Extracted data entries:
------------------------

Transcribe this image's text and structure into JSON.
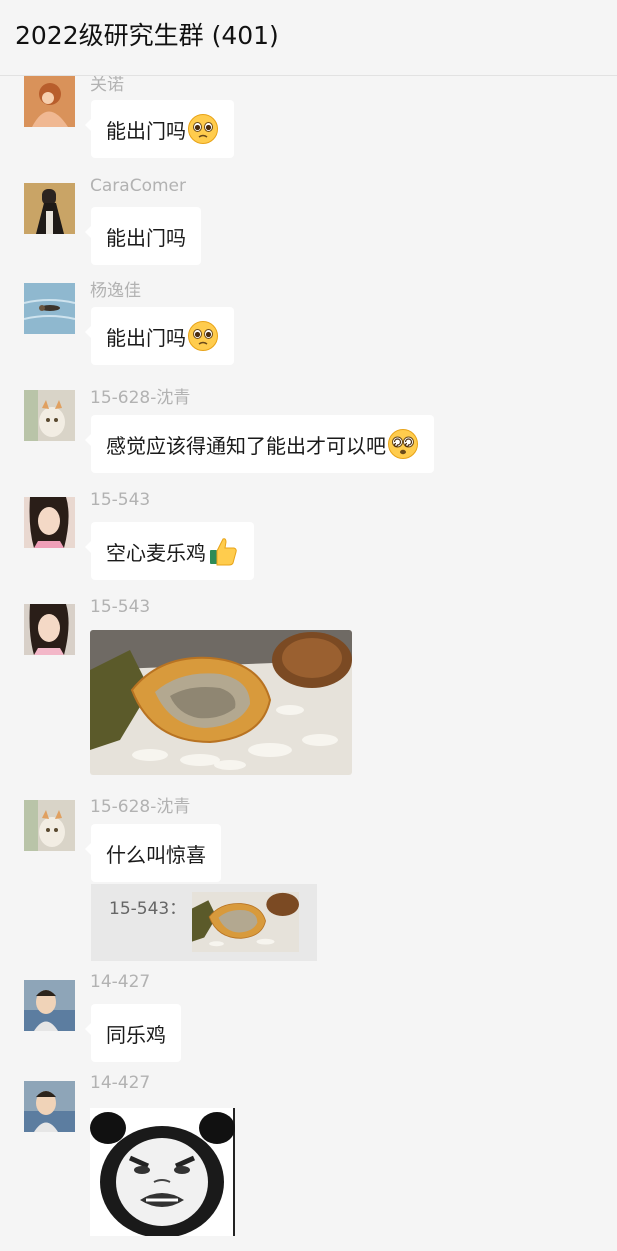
{
  "header": {
    "title": "2022级研究生群 (401)"
  },
  "messages": [
    {
      "sender": "关诺",
      "text": "能出门吗",
      "emoji": "pleading-face-icon"
    },
    {
      "sender": "CaraComer",
      "text": "能出门吗"
    },
    {
      "sender": "杨逸佳",
      "text": "能出门吗",
      "emoji": "pleading-face-icon"
    },
    {
      "sender": "15-628-沈青",
      "text": "感觉应该得通知了能出才可以吧",
      "emoji": "dizzy-face-icon"
    },
    {
      "sender": "15-543",
      "text": "空心麦乐鸡",
      "emoji": "thumbs-up-icon"
    },
    {
      "sender": "15-543",
      "image": "fried-nugget-photo"
    },
    {
      "sender": "15-628-沈青",
      "text": "什么叫惊喜",
      "quote": {
        "label": "15-543：",
        "image": "fried-nugget-photo"
      }
    },
    {
      "sender": "14-427",
      "text": "同乐鸡"
    },
    {
      "sender": "14-427",
      "image": "panda-meme-sticker"
    }
  ]
}
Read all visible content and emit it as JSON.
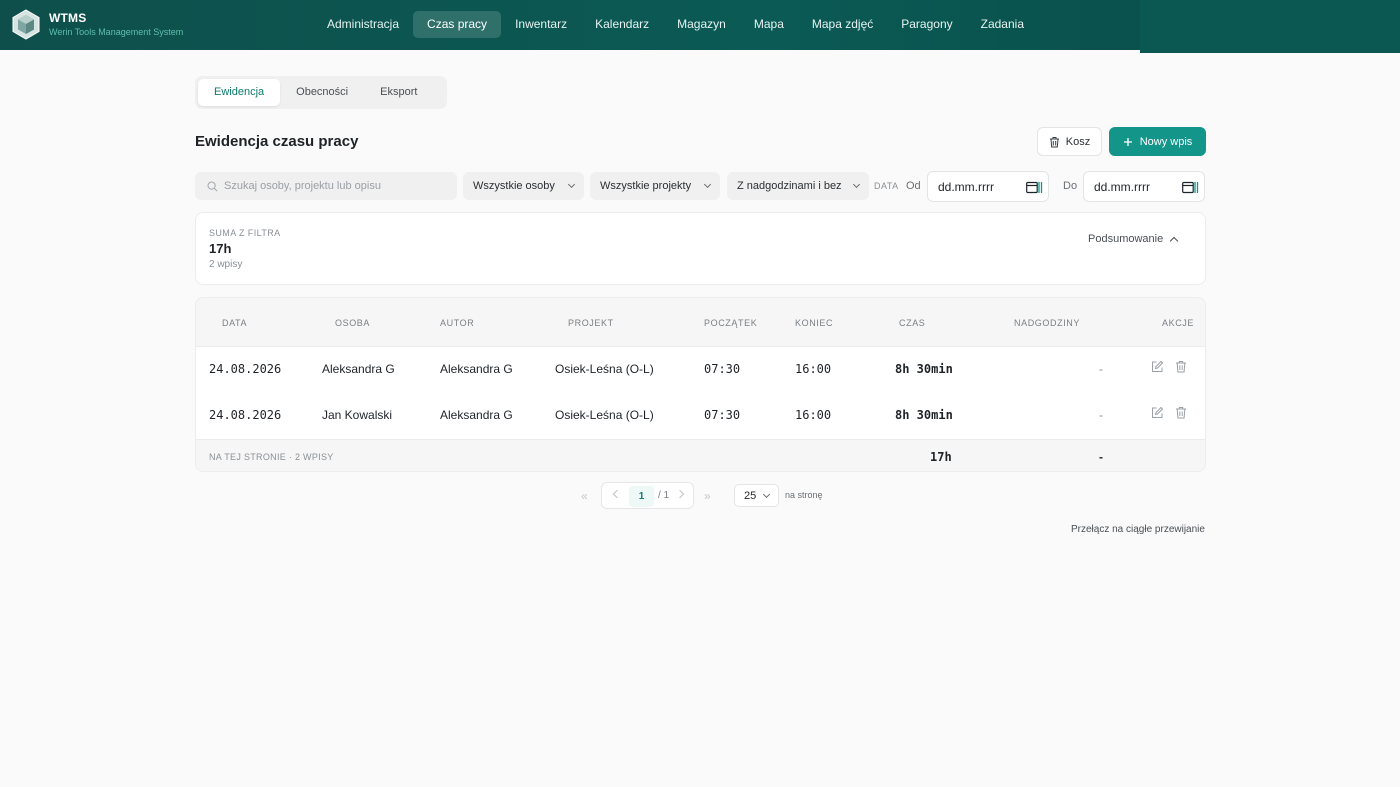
{
  "brand": {
    "title": "WTMS",
    "subtitle": "Werin Tools Management System"
  },
  "nav": [
    {
      "label": "Administracja",
      "active": false
    },
    {
      "label": "Czas pracy",
      "active": true
    },
    {
      "label": "Inwentarz",
      "active": false
    },
    {
      "label": "Kalendarz",
      "active": false
    },
    {
      "label": "Magazyn",
      "active": false
    },
    {
      "label": "Mapa",
      "active": false
    },
    {
      "label": "Mapa zdjęć",
      "active": false
    },
    {
      "label": "Paragony",
      "active": false
    },
    {
      "label": "Zadania",
      "active": false
    }
  ],
  "subtabs": [
    {
      "label": "Ewidencja",
      "active": true
    },
    {
      "label": "Obecności",
      "active": false
    },
    {
      "label": "Eksport",
      "active": false
    }
  ],
  "page": {
    "title": "Ewidencja czasu pracy"
  },
  "actions": {
    "trash_label": "Kosz",
    "new_label": "Nowy wpis"
  },
  "filters": {
    "search_placeholder": "Szukaj osoby, projektu lub opisu",
    "person": "Wszystkie osoby",
    "project": "Wszystkie projekty",
    "overtime": "Z nadgodzinami i bez",
    "date_label": "DATA",
    "from_label": "Od",
    "to_label": "Do",
    "from_value": "dd.mm.rrrr",
    "to_value": "dd.mm.rrrr"
  },
  "summary": {
    "label": "SUMA Z FILTRA",
    "value": "17h",
    "count": "2 wpisy",
    "toggle": "Podsumowanie"
  },
  "table": {
    "headers": {
      "date": "DATA",
      "person": "OSOBA",
      "author": "AUTOR",
      "project": "PROJEKT",
      "start": "POCZĄTEK",
      "end": "KONIEC",
      "time": "CZAS",
      "overtime": "NADGODZINY",
      "actions": "AKCJE"
    },
    "rows": [
      {
        "date": "24.08.2026",
        "person": "Aleksandra G",
        "author": "Aleksandra G",
        "project": "Osiek-Leśna (O-L)",
        "start": "07:30",
        "end": "16:00",
        "time": "8h 30min",
        "overtime": "-"
      },
      {
        "date": "24.08.2026",
        "person": "Jan Kowalski",
        "author": "Aleksandra G",
        "project": "Osiek-Leśna (O-L)",
        "start": "07:30",
        "end": "16:00",
        "time": "8h 30min",
        "overtime": "-"
      }
    ],
    "footer": {
      "label": "NA TEJ STRONIE · 2 WPISY",
      "time_total": "17h",
      "overtime_total": "-"
    }
  },
  "pagination": {
    "first": "«",
    "last": "»",
    "current": "1",
    "total": "/ 1",
    "per_page": "25",
    "per_page_label": "na stronę"
  },
  "switch_link": "Przełącz na ciągłe przewijanie",
  "colors": {
    "accent": "#13958a",
    "nav_bg": "#0b5a55",
    "active_tab_text": "#0f7a6e"
  }
}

------------------------

Set exercise: Transcribe the preceding listing in its entirety and with exact wording, leaving out pictures.

Correct response:
Transcribe this image's text and structure into JSON.
{
  "header": {
    "title": "2022级研究生群 (401)"
  },
  "messages": [
    {
      "sender": "关诺",
      "text": "能出门吗",
      "emoji": "pleading-face-icon"
    },
    {
      "sender": "CaraComer",
      "text": "能出门吗"
    },
    {
      "sender": "杨逸佳",
      "text": "能出门吗",
      "emoji": "pleading-face-icon"
    },
    {
      "sender": "15-628-沈青",
      "text": "感觉应该得通知了能出才可以吧",
      "emoji": "dizzy-face-icon"
    },
    {
      "sender": "15-543",
      "text": "空心麦乐鸡",
      "emoji": "thumbs-up-icon"
    },
    {
      "sender": "15-543",
      "image": "fried-nugget-photo"
    },
    {
      "sender": "15-628-沈青",
      "text": "什么叫惊喜",
      "quote": {
        "label": "15-543：",
        "image": "fried-nugget-photo"
      }
    },
    {
      "sender": "14-427",
      "text": "同乐鸡"
    },
    {
      "sender": "14-427",
      "image": "panda-meme-sticker"
    }
  ]
}
Read all visible content and emit it as JSON.
{
  "brand": {
    "title": "WTMS",
    "subtitle": "Werin Tools Management System"
  },
  "nav": [
    {
      "label": "Administracja",
      "active": false
    },
    {
      "label": "Czas pracy",
      "active": true
    },
    {
      "label": "Inwentarz",
      "active": false
    },
    {
      "label": "Kalendarz",
      "active": false
    },
    {
      "label": "Magazyn",
      "active": false
    },
    {
      "label": "Mapa",
      "active": false
    },
    {
      "label": "Mapa zdjęć",
      "active": false
    },
    {
      "label": "Paragony",
      "active": false
    },
    {
      "label": "Zadania",
      "active": false
    }
  ],
  "subtabs": [
    {
      "label": "Ewidencja",
      "active": true
    },
    {
      "label": "Obecności",
      "active": false
    },
    {
      "label": "Eksport",
      "active": false
    }
  ],
  "page": {
    "title": "Ewidencja czasu pracy"
  },
  "actions": {
    "trash_label": "Kosz",
    "new_label": "Nowy wpis"
  },
  "filters": {
    "search_placeholder": "Szukaj osoby, projektu lub opisu",
    "person": "Wszystkie osoby",
    "project": "Wszystkie projekty",
    "overtime": "Z nadgodzinami i bez",
    "date_label": "DATA",
    "from_label": "Od",
    "to_label": "Do",
    "from_value": "dd.mm.rrrr",
    "to_value": "dd.mm.rrrr"
  },
  "summary": {
    "label": "SUMA Z FILTRA",
    "value": "17h",
    "count": "2 wpisy",
    "toggle": "Podsumowanie"
  },
  "table": {
    "headers": {
      "date": "DATA",
      "person": "OSOBA",
      "author": "AUTOR",
      "project": "PROJEKT",
      "start": "POCZĄTEK",
      "end": "KONIEC",
      "time": "CZAS",
      "overtime": "NADGODZINY",
      "actions": "AKCJE"
    },
    "rows": [
      {
        "date": "24.08.2026",
        "person": "Aleksandra G",
        "author": "Aleksandra G",
        "project": "Osiek-Leśna (O-L)",
        "start": "07:30",
        "end": "16:00",
        "time": "8h 30min",
        "overtime": "-"
      },
      {
        "date": "24.08.2026",
        "person": "Jan Kowalski",
        "author": "Aleksandra G",
        "project": "Osiek-Leśna (O-L)",
        "start": "07:30",
        "end": "16:00",
        "time": "8h 30min",
        "overtime": "-"
      }
    ],
    "footer": {
      "label": "NA TEJ STRONIE · 2 WPISY",
      "time_total": "17h",
      "overtime_total": "-"
    }
  },
  "pagination": {
    "first": "«",
    "last": "»",
    "current": "1",
    "total": "/ 1",
    "per_page": "25",
    "per_page_label": "na stronę"
  },
  "switch_link": "Przełącz na ciągłe przewijanie",
  "colors": {
    "accent": "#13958a",
    "nav_bg": "#0b5a55",
    "active_tab_text": "#0f7a6e"
  }
}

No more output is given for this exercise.